• **AIM OF THE EXERCISE**: The records that follow are to be reproduced exactly. Any pictures in them are left out.

Source records:
%%
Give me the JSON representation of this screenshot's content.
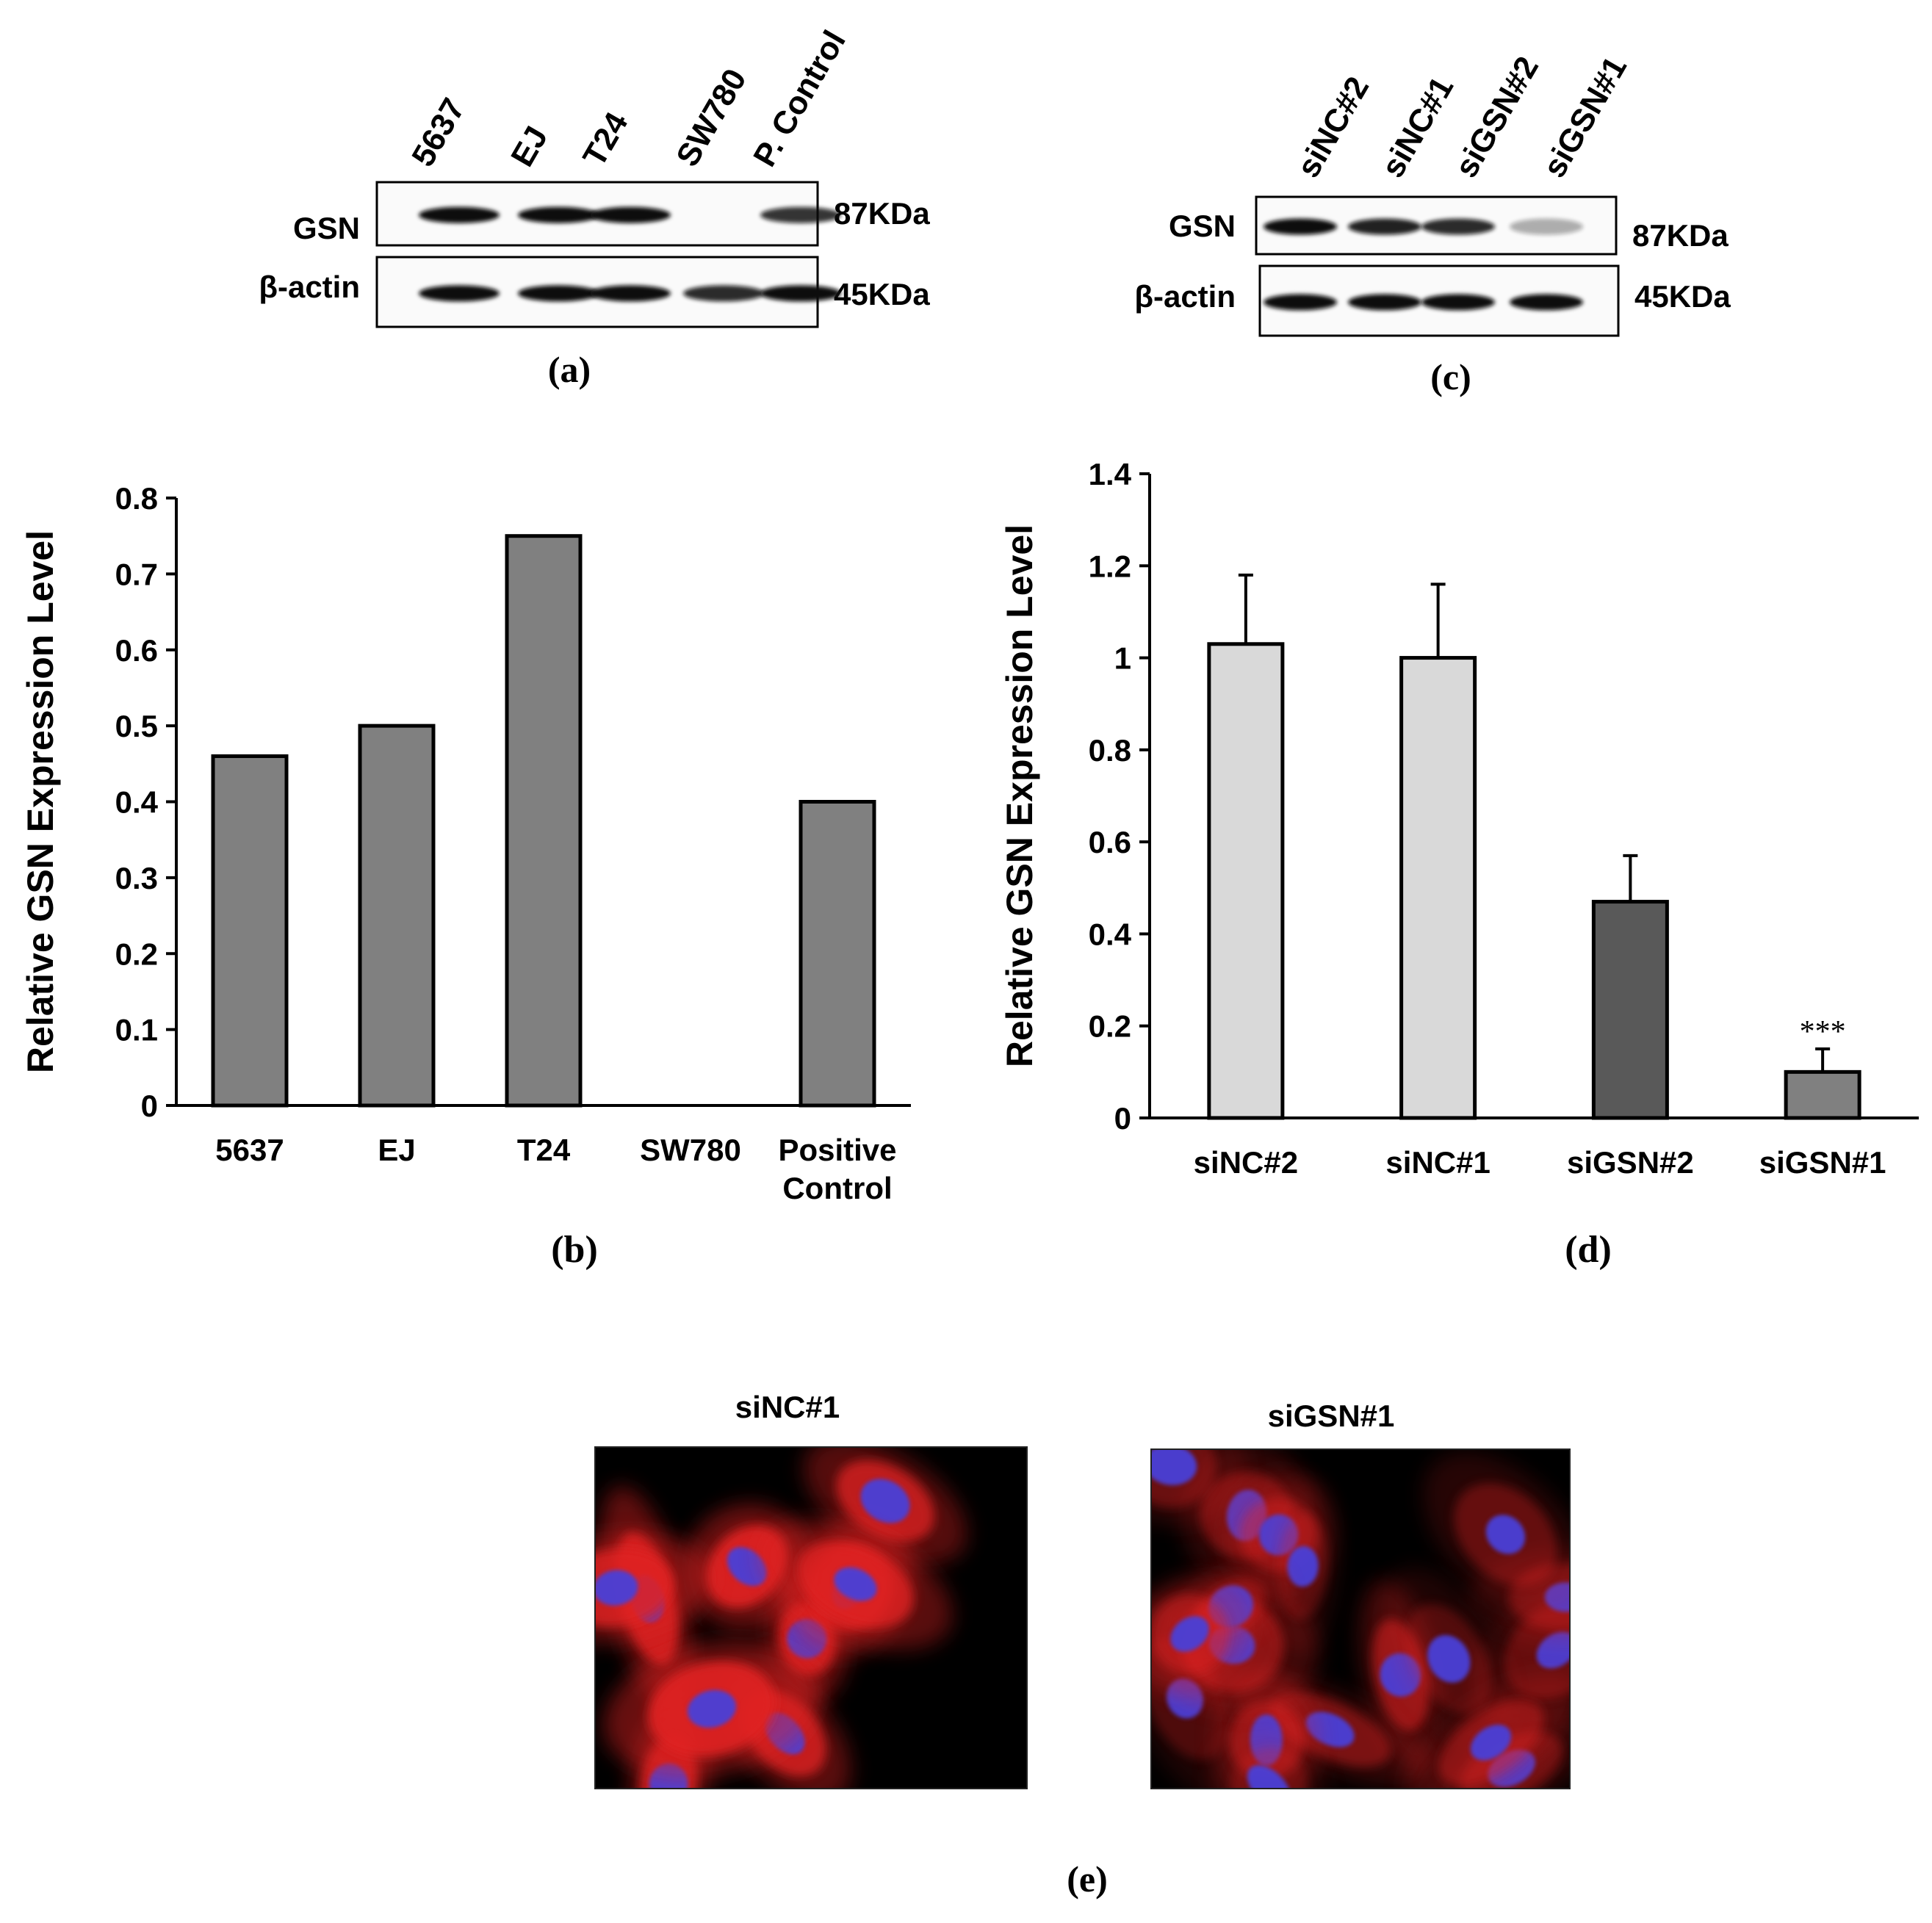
{
  "panel_a": {
    "caption": "(a)",
    "lanes": [
      "5637",
      "EJ",
      "T24",
      "SW780",
      "P. Control"
    ],
    "rows": [
      {
        "protein": "GSN",
        "size": "87KDa",
        "intensity": [
          1,
          1,
          1,
          0,
          0.8
        ]
      },
      {
        "protein": "β-actin",
        "size": "45KDa",
        "intensity": [
          1,
          1,
          1,
          0.85,
          1
        ]
      }
    ]
  },
  "panel_c": {
    "caption": "(c)",
    "lanes": [
      "siNC#2",
      "siNC#1",
      "siGSN#2",
      "siGSN#1"
    ],
    "rows": [
      {
        "protein": "GSN",
        "size": "87KDa",
        "intensity": [
          1,
          0.9,
          0.85,
          0.2
        ]
      },
      {
        "protein": "β-actin",
        "size": "45KDa",
        "intensity": [
          1,
          1,
          1,
          1
        ]
      }
    ]
  },
  "panel_e": {
    "caption": "(e)",
    "images": [
      {
        "title": "siNC#1",
        "stain": "strong red cytoplasmic signal, blue nuclei"
      },
      {
        "title": "siGSN#1",
        "stain": "weak red cytoplasmic signal, blue nuclei"
      }
    ]
  },
  "colors": {
    "bar_b": "#808080",
    "bar_d_light": "#d9d9d9",
    "bar_d_dark": "#595959",
    "bar_d_mid": "#808080",
    "axis": "#000000",
    "red_signal": "#e02020",
    "nucleus": "#4a3fd8"
  },
  "chart_data": [
    {
      "id": "b",
      "type": "bar",
      "caption": "(b)",
      "categories": [
        "5637",
        "EJ",
        "T24",
        "SW780",
        "Positive Control"
      ],
      "category_lines": [
        [
          "5637"
        ],
        [
          "EJ"
        ],
        [
          "T24"
        ],
        [
          "SW780"
        ],
        [
          "Positive",
          "Control"
        ]
      ],
      "values": [
        0.46,
        0.5,
        0.75,
        0,
        0.4
      ],
      "ylabel": "Relative GSN  Expression Level",
      "ylim": [
        0,
        0.8
      ],
      "yticks": [
        "0",
        "0.1",
        "0.2",
        "0.3",
        "0.4",
        "0.5",
        "0.6",
        "0.7",
        "0.8"
      ],
      "grid": false
    },
    {
      "id": "d",
      "type": "bar",
      "caption": "(d)",
      "categories": [
        "siNC#2",
        "siNC#1",
        "siGSN#2",
        "siGSN#1"
      ],
      "values": [
        1.03,
        1.0,
        0.47,
        0.1
      ],
      "errors": [
        0.15,
        0.16,
        0.1,
        0.05
      ],
      "annotations": [
        "",
        "",
        "",
        "***"
      ],
      "ylabel": "Relative GSN  Expression Level",
      "ylim": [
        0,
        1.4
      ],
      "yticks": [
        "0",
        "0.2",
        "0.4",
        "0.6",
        "0.8",
        "1",
        "1.2",
        "1.4"
      ],
      "grid": false
    }
  ]
}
%%
• **RESPONSE TO THIS TASK**:
Give me the JSON representation of this screenshot's content.
{
  "panel_a": {
    "caption": "(a)",
    "lanes": [
      "5637",
      "EJ",
      "T24",
      "SW780",
      "P. Control"
    ],
    "rows": [
      {
        "protein": "GSN",
        "size": "87KDa",
        "intensity": [
          1,
          1,
          1,
          0,
          0.8
        ]
      },
      {
        "protein": "β-actin",
        "size": "45KDa",
        "intensity": [
          1,
          1,
          1,
          0.85,
          1
        ]
      }
    ]
  },
  "panel_c": {
    "caption": "(c)",
    "lanes": [
      "siNC#2",
      "siNC#1",
      "siGSN#2",
      "siGSN#1"
    ],
    "rows": [
      {
        "protein": "GSN",
        "size": "87KDa",
        "intensity": [
          1,
          0.9,
          0.85,
          0.2
        ]
      },
      {
        "protein": "β-actin",
        "size": "45KDa",
        "intensity": [
          1,
          1,
          1,
          1
        ]
      }
    ]
  },
  "panel_e": {
    "caption": "(e)",
    "images": [
      {
        "title": "siNC#1",
        "stain": "strong red cytoplasmic signal, blue nuclei"
      },
      {
        "title": "siGSN#1",
        "stain": "weak red cytoplasmic signal, blue nuclei"
      }
    ]
  },
  "colors": {
    "bar_b": "#808080",
    "bar_d_light": "#d9d9d9",
    "bar_d_dark": "#595959",
    "bar_d_mid": "#808080",
    "axis": "#000000",
    "red_signal": "#e02020",
    "nucleus": "#4a3fd8"
  },
  "chart_data": [
    {
      "id": "b",
      "type": "bar",
      "caption": "(b)",
      "categories": [
        "5637",
        "EJ",
        "T24",
        "SW780",
        "Positive Control"
      ],
      "category_lines": [
        [
          "5637"
        ],
        [
          "EJ"
        ],
        [
          "T24"
        ],
        [
          "SW780"
        ],
        [
          "Positive",
          "Control"
        ]
      ],
      "values": [
        0.46,
        0.5,
        0.75,
        0,
        0.4
      ],
      "ylabel": "Relative GSN  Expression Level",
      "ylim": [
        0,
        0.8
      ],
      "yticks": [
        "0",
        "0.1",
        "0.2",
        "0.3",
        "0.4",
        "0.5",
        "0.6",
        "0.7",
        "0.8"
      ],
      "grid": false
    },
    {
      "id": "d",
      "type": "bar",
      "caption": "(d)",
      "categories": [
        "siNC#2",
        "siNC#1",
        "siGSN#2",
        "siGSN#1"
      ],
      "values": [
        1.03,
        1.0,
        0.47,
        0.1
      ],
      "errors": [
        0.15,
        0.16,
        0.1,
        0.05
      ],
      "annotations": [
        "",
        "",
        "",
        "***"
      ],
      "ylabel": "Relative GSN  Expression Level",
      "ylim": [
        0,
        1.4
      ],
      "yticks": [
        "0",
        "0.2",
        "0.4",
        "0.6",
        "0.8",
        "1",
        "1.2",
        "1.4"
      ],
      "grid": false
    }
  ]
}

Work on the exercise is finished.